◆ **Request**
Search the material and gather each line with "gardening" in it.

(Dataset items)
╔══
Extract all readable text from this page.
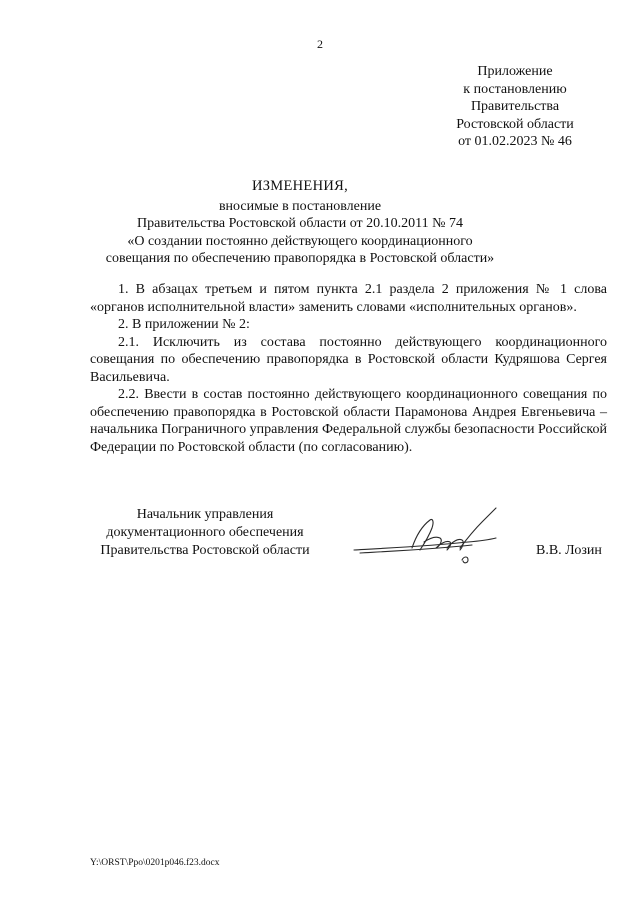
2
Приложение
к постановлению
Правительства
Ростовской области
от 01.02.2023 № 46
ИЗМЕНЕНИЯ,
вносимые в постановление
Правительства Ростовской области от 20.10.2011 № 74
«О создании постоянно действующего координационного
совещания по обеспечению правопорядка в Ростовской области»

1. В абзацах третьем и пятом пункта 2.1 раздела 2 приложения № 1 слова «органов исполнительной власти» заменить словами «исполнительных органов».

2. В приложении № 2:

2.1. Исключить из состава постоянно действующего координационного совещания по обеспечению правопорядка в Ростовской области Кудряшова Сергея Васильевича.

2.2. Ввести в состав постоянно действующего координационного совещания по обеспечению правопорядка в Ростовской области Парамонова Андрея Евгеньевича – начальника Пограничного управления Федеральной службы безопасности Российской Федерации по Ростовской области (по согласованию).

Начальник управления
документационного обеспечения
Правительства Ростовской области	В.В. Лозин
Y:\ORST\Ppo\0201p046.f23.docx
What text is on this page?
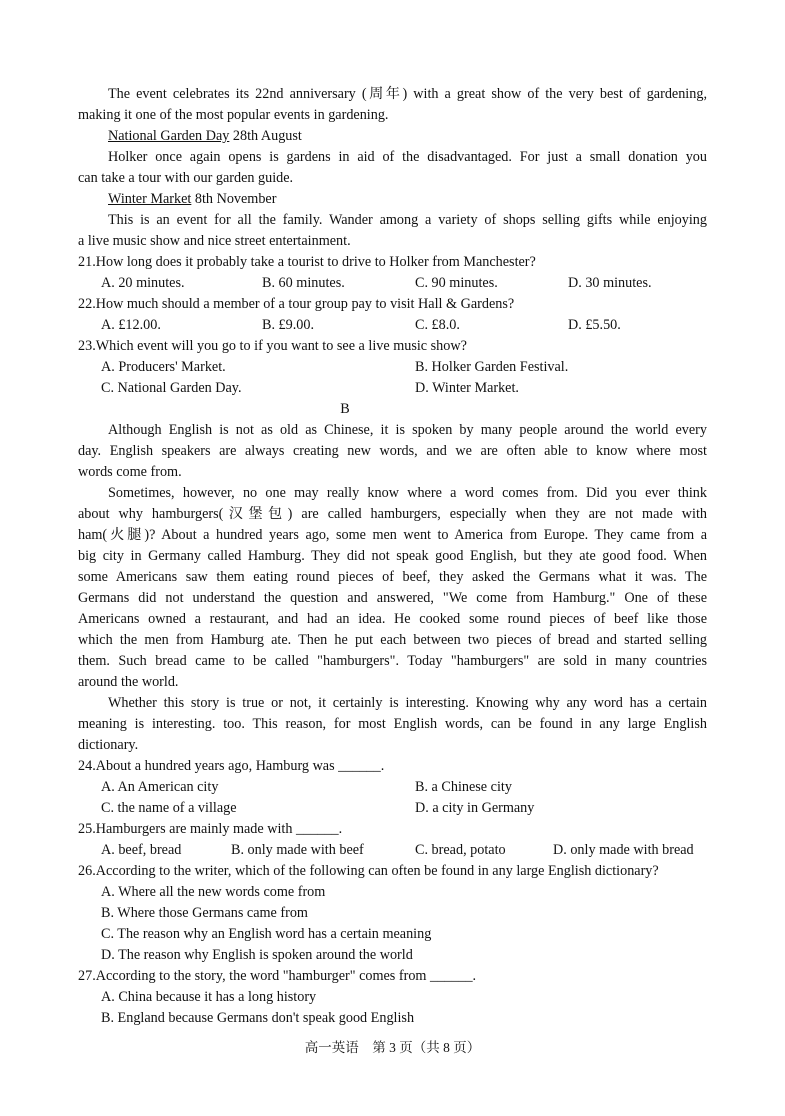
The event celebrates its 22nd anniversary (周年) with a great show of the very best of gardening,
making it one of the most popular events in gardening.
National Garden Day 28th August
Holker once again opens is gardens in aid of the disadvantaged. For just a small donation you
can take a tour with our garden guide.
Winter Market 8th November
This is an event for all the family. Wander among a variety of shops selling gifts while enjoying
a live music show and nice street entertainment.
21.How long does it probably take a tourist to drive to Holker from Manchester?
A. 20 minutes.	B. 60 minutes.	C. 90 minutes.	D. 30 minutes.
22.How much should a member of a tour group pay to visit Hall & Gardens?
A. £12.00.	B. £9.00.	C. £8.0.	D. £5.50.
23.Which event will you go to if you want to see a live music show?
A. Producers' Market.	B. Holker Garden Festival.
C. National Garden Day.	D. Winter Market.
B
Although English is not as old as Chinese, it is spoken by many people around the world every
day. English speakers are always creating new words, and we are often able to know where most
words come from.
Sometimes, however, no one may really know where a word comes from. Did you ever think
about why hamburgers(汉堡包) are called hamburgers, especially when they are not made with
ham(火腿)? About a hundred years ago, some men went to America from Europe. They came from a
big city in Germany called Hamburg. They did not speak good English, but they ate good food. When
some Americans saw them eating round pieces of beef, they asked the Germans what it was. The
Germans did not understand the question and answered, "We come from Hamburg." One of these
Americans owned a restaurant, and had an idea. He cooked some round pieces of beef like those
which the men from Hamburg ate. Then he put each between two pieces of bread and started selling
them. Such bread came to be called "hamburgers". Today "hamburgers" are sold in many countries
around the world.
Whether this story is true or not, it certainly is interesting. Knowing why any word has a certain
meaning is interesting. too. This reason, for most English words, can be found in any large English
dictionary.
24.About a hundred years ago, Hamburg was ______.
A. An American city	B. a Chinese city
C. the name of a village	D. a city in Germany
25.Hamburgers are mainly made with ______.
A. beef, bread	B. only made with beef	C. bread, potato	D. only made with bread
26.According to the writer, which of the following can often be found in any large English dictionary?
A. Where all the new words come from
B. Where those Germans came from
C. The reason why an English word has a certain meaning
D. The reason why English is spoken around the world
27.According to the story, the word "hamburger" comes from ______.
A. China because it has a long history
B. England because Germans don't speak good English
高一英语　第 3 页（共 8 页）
╚══
╔══
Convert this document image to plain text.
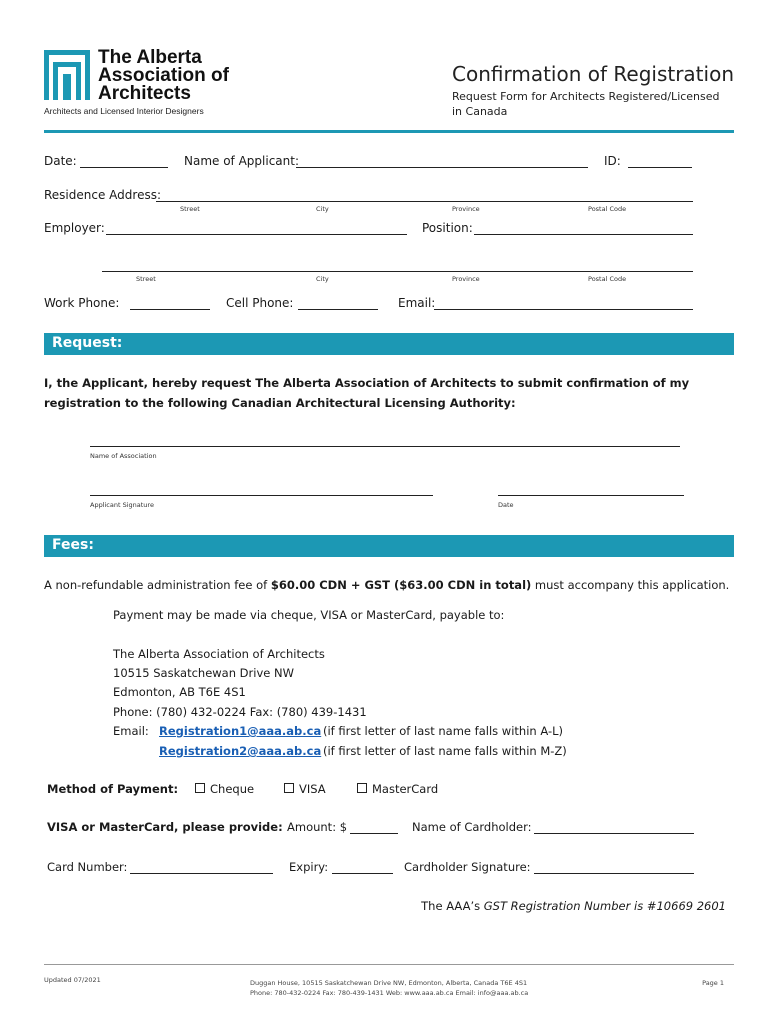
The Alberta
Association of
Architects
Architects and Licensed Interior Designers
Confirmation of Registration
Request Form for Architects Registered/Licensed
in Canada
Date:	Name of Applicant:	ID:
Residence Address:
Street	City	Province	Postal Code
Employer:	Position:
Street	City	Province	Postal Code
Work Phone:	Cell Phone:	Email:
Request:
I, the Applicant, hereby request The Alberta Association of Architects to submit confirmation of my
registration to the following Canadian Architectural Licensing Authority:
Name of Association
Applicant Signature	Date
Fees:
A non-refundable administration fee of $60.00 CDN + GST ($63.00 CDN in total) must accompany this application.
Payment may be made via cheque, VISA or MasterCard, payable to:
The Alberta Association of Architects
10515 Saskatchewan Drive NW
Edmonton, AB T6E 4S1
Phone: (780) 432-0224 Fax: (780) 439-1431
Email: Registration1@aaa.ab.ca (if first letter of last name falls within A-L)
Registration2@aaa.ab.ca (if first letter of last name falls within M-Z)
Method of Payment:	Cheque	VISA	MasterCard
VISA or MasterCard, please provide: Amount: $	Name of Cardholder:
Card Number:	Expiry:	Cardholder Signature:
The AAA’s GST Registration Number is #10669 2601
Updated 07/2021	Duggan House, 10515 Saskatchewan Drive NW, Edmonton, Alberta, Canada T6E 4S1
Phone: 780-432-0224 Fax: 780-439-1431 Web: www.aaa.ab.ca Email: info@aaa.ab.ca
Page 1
╚══
╔══
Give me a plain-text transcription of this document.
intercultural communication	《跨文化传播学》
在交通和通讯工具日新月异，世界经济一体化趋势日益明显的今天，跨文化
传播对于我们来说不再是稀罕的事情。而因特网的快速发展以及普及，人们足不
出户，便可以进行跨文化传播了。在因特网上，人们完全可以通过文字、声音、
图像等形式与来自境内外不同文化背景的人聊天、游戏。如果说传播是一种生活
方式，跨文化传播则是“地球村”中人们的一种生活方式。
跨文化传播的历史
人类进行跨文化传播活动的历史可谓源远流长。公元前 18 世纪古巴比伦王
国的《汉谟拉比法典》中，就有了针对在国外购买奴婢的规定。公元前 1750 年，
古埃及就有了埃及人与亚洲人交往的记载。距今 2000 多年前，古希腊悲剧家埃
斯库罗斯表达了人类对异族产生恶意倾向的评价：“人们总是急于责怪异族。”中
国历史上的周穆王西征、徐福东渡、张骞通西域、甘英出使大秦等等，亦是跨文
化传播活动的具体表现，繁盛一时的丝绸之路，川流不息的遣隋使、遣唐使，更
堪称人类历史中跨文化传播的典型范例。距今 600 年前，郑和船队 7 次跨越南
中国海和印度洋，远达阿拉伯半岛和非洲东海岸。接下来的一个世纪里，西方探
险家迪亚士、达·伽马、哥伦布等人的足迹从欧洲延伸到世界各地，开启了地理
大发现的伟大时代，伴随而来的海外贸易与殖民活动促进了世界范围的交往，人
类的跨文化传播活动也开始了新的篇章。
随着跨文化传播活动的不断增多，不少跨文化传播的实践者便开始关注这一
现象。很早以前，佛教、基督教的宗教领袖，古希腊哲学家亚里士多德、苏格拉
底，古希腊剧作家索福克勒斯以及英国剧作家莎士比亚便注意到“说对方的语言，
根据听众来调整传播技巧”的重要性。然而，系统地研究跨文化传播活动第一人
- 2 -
╚══
◆ **Solution for this task**
The event celebrates its 22nd anniversary (周年) with a great show of the very best of gardening,
making it one of the most popular events in gardening.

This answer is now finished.